## Written instruction
Retype each record shown below, leaving every character as it is.

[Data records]
-- BEGIN --
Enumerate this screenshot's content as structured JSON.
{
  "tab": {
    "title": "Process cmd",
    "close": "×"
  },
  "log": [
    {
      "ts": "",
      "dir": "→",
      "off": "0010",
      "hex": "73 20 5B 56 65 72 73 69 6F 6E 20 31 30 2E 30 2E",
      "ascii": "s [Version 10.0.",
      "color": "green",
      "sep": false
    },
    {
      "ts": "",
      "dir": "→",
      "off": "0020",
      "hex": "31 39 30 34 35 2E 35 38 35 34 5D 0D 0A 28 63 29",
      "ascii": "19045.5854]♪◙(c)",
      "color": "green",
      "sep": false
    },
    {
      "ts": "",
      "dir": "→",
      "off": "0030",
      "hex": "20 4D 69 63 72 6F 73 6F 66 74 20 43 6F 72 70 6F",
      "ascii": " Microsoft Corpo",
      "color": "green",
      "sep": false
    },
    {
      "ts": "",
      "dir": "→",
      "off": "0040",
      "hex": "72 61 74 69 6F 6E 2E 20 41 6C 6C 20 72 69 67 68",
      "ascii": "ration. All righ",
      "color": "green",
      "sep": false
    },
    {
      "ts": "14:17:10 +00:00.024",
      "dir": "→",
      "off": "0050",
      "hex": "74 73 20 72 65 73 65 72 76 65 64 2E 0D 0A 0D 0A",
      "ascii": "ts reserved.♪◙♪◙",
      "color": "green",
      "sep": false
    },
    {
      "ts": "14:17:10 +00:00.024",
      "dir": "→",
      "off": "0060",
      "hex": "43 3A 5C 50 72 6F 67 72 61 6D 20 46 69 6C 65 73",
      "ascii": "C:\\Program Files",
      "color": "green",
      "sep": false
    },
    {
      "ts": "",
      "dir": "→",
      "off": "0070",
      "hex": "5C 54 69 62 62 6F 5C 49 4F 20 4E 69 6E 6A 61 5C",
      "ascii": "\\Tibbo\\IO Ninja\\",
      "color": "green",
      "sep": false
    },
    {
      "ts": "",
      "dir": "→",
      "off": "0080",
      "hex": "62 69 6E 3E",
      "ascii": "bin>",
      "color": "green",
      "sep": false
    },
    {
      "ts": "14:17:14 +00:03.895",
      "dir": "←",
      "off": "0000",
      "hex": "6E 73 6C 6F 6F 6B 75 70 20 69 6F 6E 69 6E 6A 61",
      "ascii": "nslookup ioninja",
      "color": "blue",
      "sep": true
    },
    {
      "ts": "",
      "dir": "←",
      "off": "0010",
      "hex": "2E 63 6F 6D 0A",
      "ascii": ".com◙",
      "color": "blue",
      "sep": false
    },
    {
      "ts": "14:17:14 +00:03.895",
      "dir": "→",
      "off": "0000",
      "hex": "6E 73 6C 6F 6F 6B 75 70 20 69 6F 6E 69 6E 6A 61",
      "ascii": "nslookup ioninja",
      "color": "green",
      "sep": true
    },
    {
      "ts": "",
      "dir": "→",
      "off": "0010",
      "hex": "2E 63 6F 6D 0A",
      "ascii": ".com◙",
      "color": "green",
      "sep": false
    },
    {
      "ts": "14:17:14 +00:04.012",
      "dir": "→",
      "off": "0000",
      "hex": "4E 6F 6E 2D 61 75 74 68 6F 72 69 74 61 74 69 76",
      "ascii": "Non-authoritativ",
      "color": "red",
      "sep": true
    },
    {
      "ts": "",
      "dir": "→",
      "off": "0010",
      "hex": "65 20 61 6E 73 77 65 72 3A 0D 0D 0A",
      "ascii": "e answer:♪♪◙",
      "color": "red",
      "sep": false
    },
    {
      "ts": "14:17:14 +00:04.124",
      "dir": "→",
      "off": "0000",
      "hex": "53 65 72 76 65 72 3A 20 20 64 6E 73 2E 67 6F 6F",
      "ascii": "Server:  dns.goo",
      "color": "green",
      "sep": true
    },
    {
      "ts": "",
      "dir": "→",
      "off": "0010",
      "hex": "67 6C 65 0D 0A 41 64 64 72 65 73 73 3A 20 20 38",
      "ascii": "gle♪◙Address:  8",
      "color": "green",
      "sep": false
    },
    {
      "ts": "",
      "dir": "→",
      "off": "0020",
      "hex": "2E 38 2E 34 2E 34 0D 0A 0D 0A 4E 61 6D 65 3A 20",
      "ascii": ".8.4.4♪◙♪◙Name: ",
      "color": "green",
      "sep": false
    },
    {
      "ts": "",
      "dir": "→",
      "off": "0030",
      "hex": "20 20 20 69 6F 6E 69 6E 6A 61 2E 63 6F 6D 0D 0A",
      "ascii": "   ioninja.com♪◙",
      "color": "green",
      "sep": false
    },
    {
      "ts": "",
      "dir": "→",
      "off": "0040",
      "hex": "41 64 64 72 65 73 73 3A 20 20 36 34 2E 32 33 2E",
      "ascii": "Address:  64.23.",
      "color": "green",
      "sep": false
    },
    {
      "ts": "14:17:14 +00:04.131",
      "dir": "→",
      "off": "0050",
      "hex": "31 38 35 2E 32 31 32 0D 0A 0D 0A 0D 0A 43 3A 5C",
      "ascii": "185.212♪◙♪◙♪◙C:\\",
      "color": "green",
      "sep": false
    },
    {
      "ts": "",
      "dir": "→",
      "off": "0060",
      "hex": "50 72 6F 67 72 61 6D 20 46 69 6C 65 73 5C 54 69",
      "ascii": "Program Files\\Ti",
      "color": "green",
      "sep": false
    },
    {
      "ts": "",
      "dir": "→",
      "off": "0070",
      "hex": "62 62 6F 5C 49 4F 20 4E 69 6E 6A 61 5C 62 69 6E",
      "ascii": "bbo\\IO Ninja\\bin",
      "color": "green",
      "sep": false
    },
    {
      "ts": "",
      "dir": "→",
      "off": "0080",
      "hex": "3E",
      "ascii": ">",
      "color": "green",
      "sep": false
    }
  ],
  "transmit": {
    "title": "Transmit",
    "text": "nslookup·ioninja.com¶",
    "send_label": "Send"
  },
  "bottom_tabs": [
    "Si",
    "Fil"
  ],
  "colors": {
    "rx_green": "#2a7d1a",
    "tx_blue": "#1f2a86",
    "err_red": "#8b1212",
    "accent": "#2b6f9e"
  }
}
-- END --
## Exercise answer
Enumerate this screenshot's content as structured JSON.
{
  "tab": {
    "title": "Process cmd",
    "close": "×"
  },
  "log": [
    {
      "ts": "",
      "dir": "→",
      "off": "0010",
      "hex": "73 20 5B 56 65 72 73 69 6F 6E 20 31 30 2E 30 2E",
      "ascii": "s [Version 10.0.",
      "color": "green",
      "sep": false
    },
    {
      "ts": "",
      "dir": "→",
      "off": "0020",
      "hex": "31 39 30 34 35 2E 35 38 35 34 5D 0D 0A 28 63 29",
      "ascii": "19045.5854]♪◙(c)",
      "color": "green",
      "sep": false
    },
    {
      "ts": "",
      "dir": "→",
      "off": "0030",
      "hex": "20 4D 69 63 72 6F 73 6F 66 74 20 43 6F 72 70 6F",
      "ascii": " Microsoft Corpo",
      "color": "green",
      "sep": false
    },
    {
      "ts": "",
      "dir": "→",
      "off": "0040",
      "hex": "72 61 74 69 6F 6E 2E 20 41 6C 6C 20 72 69 67 68",
      "ascii": "ration. All righ",
      "color": "green",
      "sep": false
    },
    {
      "ts": "14:17:10 +00:00.024",
      "dir": "→",
      "off": "0050",
      "hex": "74 73 20 72 65 73 65 72 76 65 64 2E 0D 0A 0D 0A",
      "ascii": "ts reserved.♪◙♪◙",
      "color": "green",
      "sep": false
    },
    {
      "ts": "14:17:10 +00:00.024",
      "dir": "→",
      "off": "0060",
      "hex": "43 3A 5C 50 72 6F 67 72 61 6D 20 46 69 6C 65 73",
      "ascii": "C:\\Program Files",
      "color": "green",
      "sep": false
    },
    {
      "ts": "",
      "dir": "→",
      "off": "0070",
      "hex": "5C 54 69 62 62 6F 5C 49 4F 20 4E 69 6E 6A 61 5C",
      "ascii": "\\Tibbo\\IO Ninja\\",
      "color": "green",
      "sep": false
    },
    {
      "ts": "",
      "dir": "→",
      "off": "0080",
      "hex": "62 69 6E 3E",
      "ascii": "bin>",
      "color": "green",
      "sep": false
    },
    {
      "ts": "14:17:14 +00:03.895",
      "dir": "←",
      "off": "0000",
      "hex": "6E 73 6C 6F 6F 6B 75 70 20 69 6F 6E 69 6E 6A 61",
      "ascii": "nslookup ioninja",
      "color": "blue",
      "sep": true
    },
    {
      "ts": "",
      "dir": "←",
      "off": "0010",
      "hex": "2E 63 6F 6D 0A",
      "ascii": ".com◙",
      "color": "blue",
      "sep": false
    },
    {
      "ts": "14:17:14 +00:03.895",
      "dir": "→",
      "off": "0000",
      "hex": "6E 73 6C 6F 6F 6B 75 70 20 69 6F 6E 69 6E 6A 61",
      "ascii": "nslookup ioninja",
      "color": "green",
      "sep": true
    },
    {
      "ts": "",
      "dir": "→",
      "off": "0010",
      "hex": "2E 63 6F 6D 0A",
      "ascii": ".com◙",
      "color": "green",
      "sep": false
    },
    {
      "ts": "14:17:14 +00:04.012",
      "dir": "→",
      "off": "0000",
      "hex": "4E 6F 6E 2D 61 75 74 68 6F 72 69 74 61 74 69 76",
      "ascii": "Non-authoritativ",
      "color": "red",
      "sep": true
    },
    {
      "ts": "",
      "dir": "→",
      "off": "0010",
      "hex": "65 20 61 6E 73 77 65 72 3A 0D 0D 0A",
      "ascii": "e answer:♪♪◙",
      "color": "red",
      "sep": false
    },
    {
      "ts": "14:17:14 +00:04.124",
      "dir": "→",
      "off": "0000",
      "hex": "53 65 72 76 65 72 3A 20 20 64 6E 73 2E 67 6F 6F",
      "ascii": "Server:  dns.goo",
      "color": "green",
      "sep": true
    },
    {
      "ts": "",
      "dir": "→",
      "off": "0010",
      "hex": "67 6C 65 0D 0A 41 64 64 72 65 73 73 3A 20 20 38",
      "ascii": "gle♪◙Address:  8",
      "color": "green",
      "sep": false
    },
    {
      "ts": "",
      "dir": "→",
      "off": "0020",
      "hex": "2E 38 2E 34 2E 34 0D 0A 0D 0A 4E 61 6D 65 3A 20",
      "ascii": ".8.4.4♪◙♪◙Name: ",
      "color": "green",
      "sep": false
    },
    {
      "ts": "",
      "dir": "→",
      "off": "0030",
      "hex": "20 20 20 69 6F 6E 69 6E 6A 61 2E 63 6F 6D 0D 0A",
      "ascii": "   ioninja.com♪◙",
      "color": "green",
      "sep": false
    },
    {
      "ts": "",
      "dir": "→",
      "off": "0040",
      "hex": "41 64 64 72 65 73 73 3A 20 20 36 34 2E 32 33 2E",
      "ascii": "Address:  64.23.",
      "color": "green",
      "sep": false
    },
    {
      "ts": "14:17:14 +00:04.131",
      "dir": "→",
      "off": "0050",
      "hex": "31 38 35 2E 32 31 32 0D 0A 0D 0A 0D 0A 43 3A 5C",
      "ascii": "185.212♪◙♪◙♪◙C:\\",
      "color": "green",
      "sep": false
    },
    {
      "ts": "",
      "dir": "→",
      "off": "0060",
      "hex": "50 72 6F 67 72 61 6D 20 46 69 6C 65 73 5C 54 69",
      "ascii": "Program Files\\Ti",
      "color": "green",
      "sep": false
    },
    {
      "ts": "",
      "dir": "→",
      "off": "0070",
      "hex": "62 62 6F 5C 49 4F 20 4E 69 6E 6A 61 5C 62 69 6E",
      "ascii": "bbo\\IO Ninja\\bin",
      "color": "green",
      "sep": false
    },
    {
      "ts": "",
      "dir": "→",
      "off": "0080",
      "hex": "3E",
      "ascii": ">",
      "color": "green",
      "sep": false
    }
  ],
  "transmit": {
    "title": "Transmit",
    "text": "nslookup·ioninja.com¶",
    "send_label": "Send"
  },
  "bottom_tabs": [
    "Si",
    "Fil"
  ],
  "colors": {
    "rx_green": "#2a7d1a",
    "tx_blue": "#1f2a86",
    "err_red": "#8b1212",
    "accent": "#2b6f9e"
  }
}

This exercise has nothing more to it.